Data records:
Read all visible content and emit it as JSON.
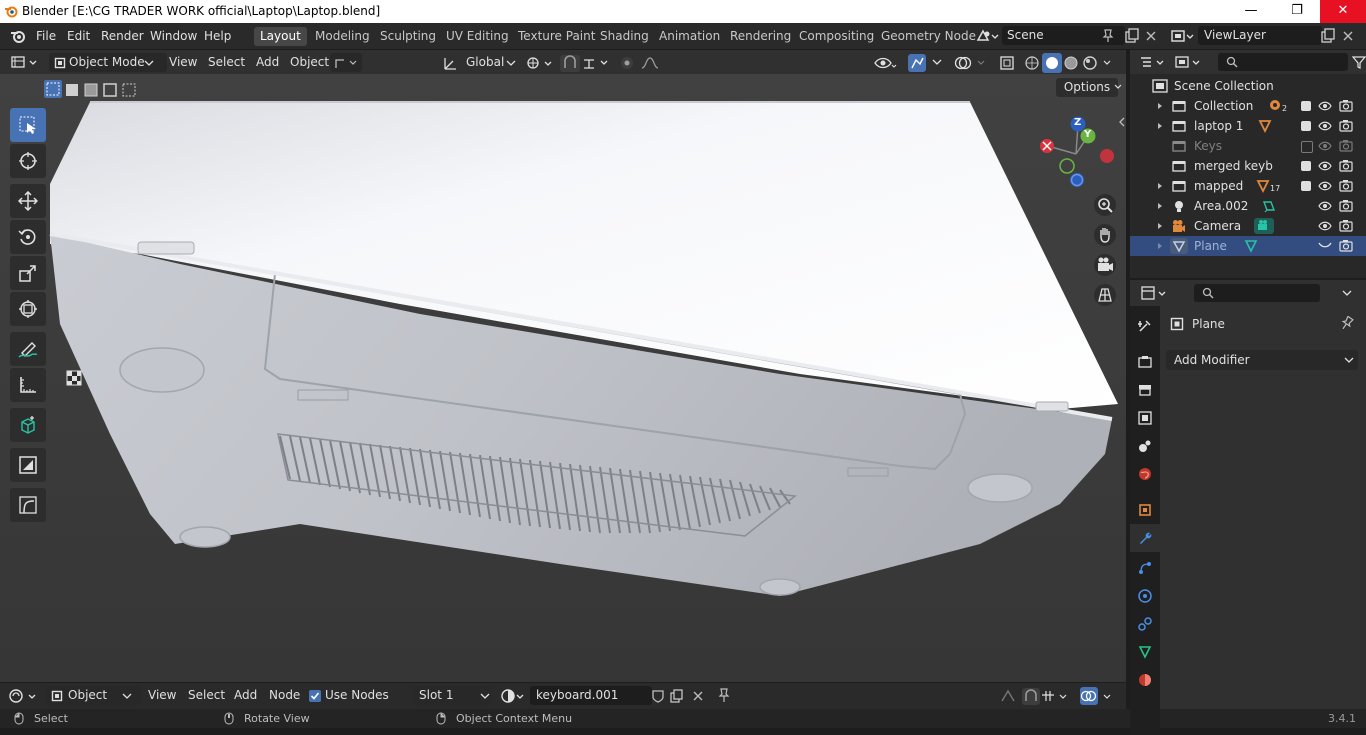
{
  "window": {
    "title": "Blender [E:\\CG TRADER WORK official\\Laptop\\Laptop.blend]",
    "minimize": "—",
    "maximize": "❐",
    "close": "✕"
  },
  "menu": {
    "items": [
      "File",
      "Edit",
      "Render",
      "Window",
      "Help"
    ]
  },
  "workspaces": {
    "tabs": [
      "Layout",
      "Modeling",
      "Sculpting",
      "UV Editing",
      "Texture Paint",
      "Shading",
      "Animation",
      "Rendering",
      "Compositing",
      "Geometry Node"
    ],
    "active": "Layout"
  },
  "scene": {
    "name": "Scene"
  },
  "viewlayer": {
    "name": "ViewLayer"
  },
  "viewport_header": {
    "mode": "Object Mode",
    "menus": [
      "View",
      "Select",
      "Add",
      "Object"
    ],
    "orientation": "Global",
    "options": "Options"
  },
  "gizmo": {
    "z": "Z",
    "y": "Y"
  },
  "outliner": {
    "root": "Scene Collection",
    "rows": [
      {
        "label": "Collection",
        "badge": "2",
        "checked": true
      },
      {
        "label": "laptop 1",
        "badge": "",
        "checked": true
      },
      {
        "label": "Keys",
        "badge": "",
        "checked": false
      },
      {
        "label": "merged keyb",
        "badge": "",
        "checked": true
      },
      {
        "label": "mapped",
        "badge": "17",
        "checked": true
      },
      {
        "label": "Area.002",
        "badge": "",
        "checked": null
      },
      {
        "label": "Camera",
        "badge": "",
        "checked": null
      },
      {
        "label": "Plane",
        "badge": "",
        "checked": null
      }
    ]
  },
  "properties": {
    "object": "Plane",
    "add_modifier": "Add Modifier"
  },
  "shader_header": {
    "type": "Object",
    "menus": [
      "View",
      "Select",
      "Add",
      "Node"
    ],
    "use_nodes": "Use Nodes",
    "slot": "Slot 1",
    "material": "keyboard.001"
  },
  "status": {
    "select": "Select",
    "rotate": "Rotate View",
    "context": "Object Context Menu",
    "version": "3.4.1"
  },
  "colors": {
    "accent": "#4772b3",
    "selection": "#334d80",
    "close_red": "#e81123",
    "orange": "#e0883c"
  }
}
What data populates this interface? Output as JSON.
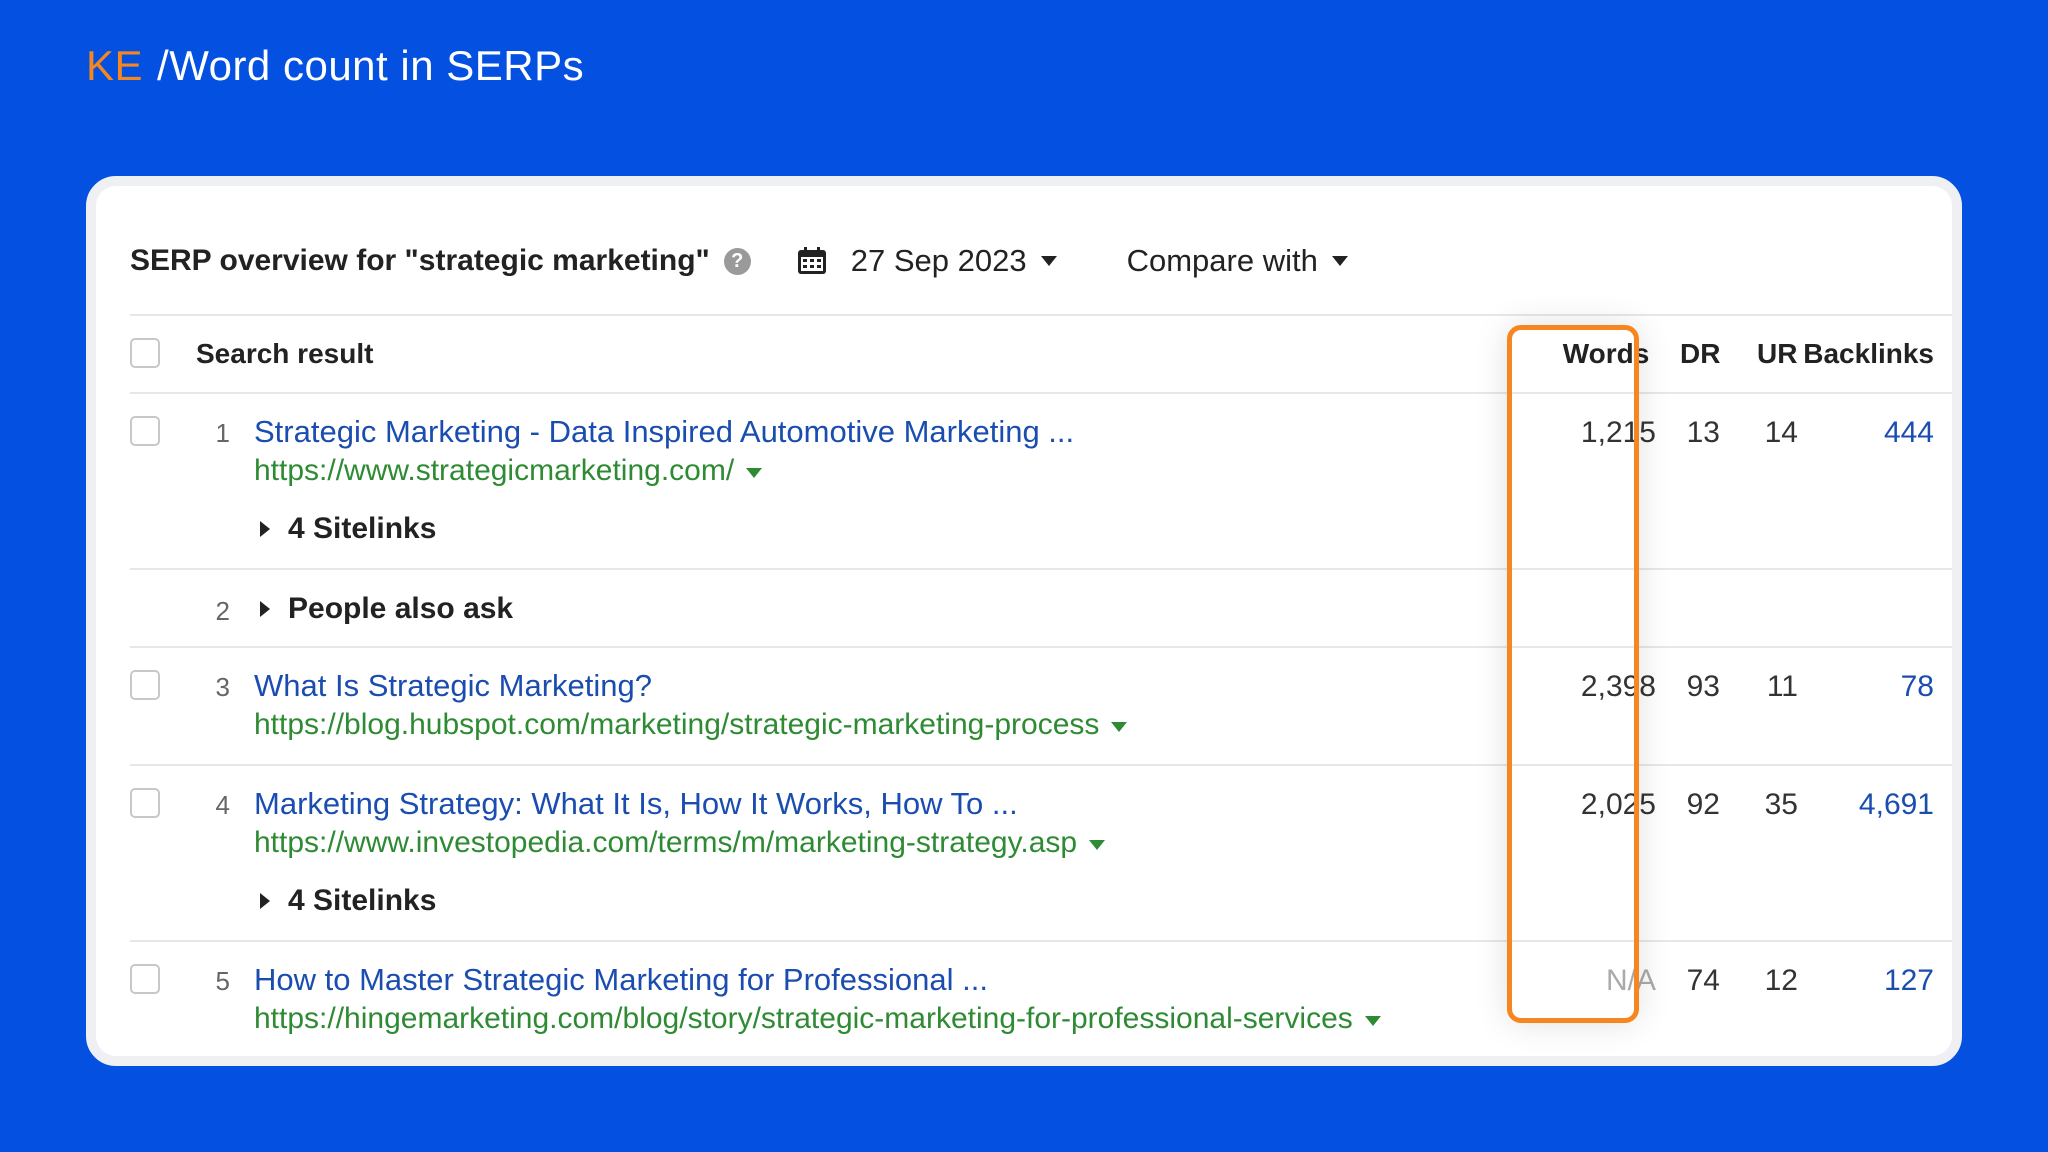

*Exercise aim:* Leave the pictures out, and print every line of the listing exactly as written.

*Result for this exercise:*
Read all visible content and emit it as JSON.
{
  "window": {
    "title": "Blender [E:\\CG TRADER WORK official\\Laptop\\Laptop.blend]",
    "minimize": "—",
    "maximize": "❐",
    "close": "✕"
  },
  "menu": {
    "items": [
      "File",
      "Edit",
      "Render",
      "Window",
      "Help"
    ]
  },
  "workspaces": {
    "tabs": [
      "Layout",
      "Modeling",
      "Sculpting",
      "UV Editing",
      "Texture Paint",
      "Shading",
      "Animation",
      "Rendering",
      "Compositing",
      "Geometry Node"
    ],
    "active": "Layout"
  },
  "scene": {
    "name": "Scene"
  },
  "viewlayer": {
    "name": "ViewLayer"
  },
  "viewport_header": {
    "mode": "Object Mode",
    "menus": [
      "View",
      "Select",
      "Add",
      "Object"
    ],
    "orientation": "Global",
    "options": "Options"
  },
  "gizmo": {
    "z": "Z",
    "y": "Y"
  },
  "outliner": {
    "root": "Scene Collection",
    "rows": [
      {
        "label": "Collection",
        "badge": "2",
        "checked": true
      },
      {
        "label": "laptop 1",
        "badge": "",
        "checked": true
      },
      {
        "label": "Keys",
        "badge": "",
        "checked": false
      },
      {
        "label": "merged keyb",
        "badge": "",
        "checked": true
      },
      {
        "label": "mapped",
        "badge": "17",
        "checked": true
      },
      {
        "label": "Area.002",
        "badge": "",
        "checked": null
      },
      {
        "label": "Camera",
        "badge": "",
        "checked": null
      },
      {
        "label": "Plane",
        "badge": "",
        "checked": null
      }
    ]
  },
  "properties": {
    "object": "Plane",
    "add_modifier": "Add Modifier"
  },
  "shader_header": {
    "type": "Object",
    "menus": [
      "View",
      "Select",
      "Add",
      "Node"
    ],
    "use_nodes": "Use Nodes",
    "slot": "Slot 1",
    "material": "keyboard.001"
  },
  "status": {
    "select": "Select",
    "rotate": "Rotate View",
    "context": "Object Context Menu",
    "version": "3.4.1"
  },
  "colors": {
    "accent": "#4772b3",
    "selection": "#334d80",
    "close_red": "#e81123",
    "orange": "#e0883c"
  }
}
What data populates this interface? Output as JSON.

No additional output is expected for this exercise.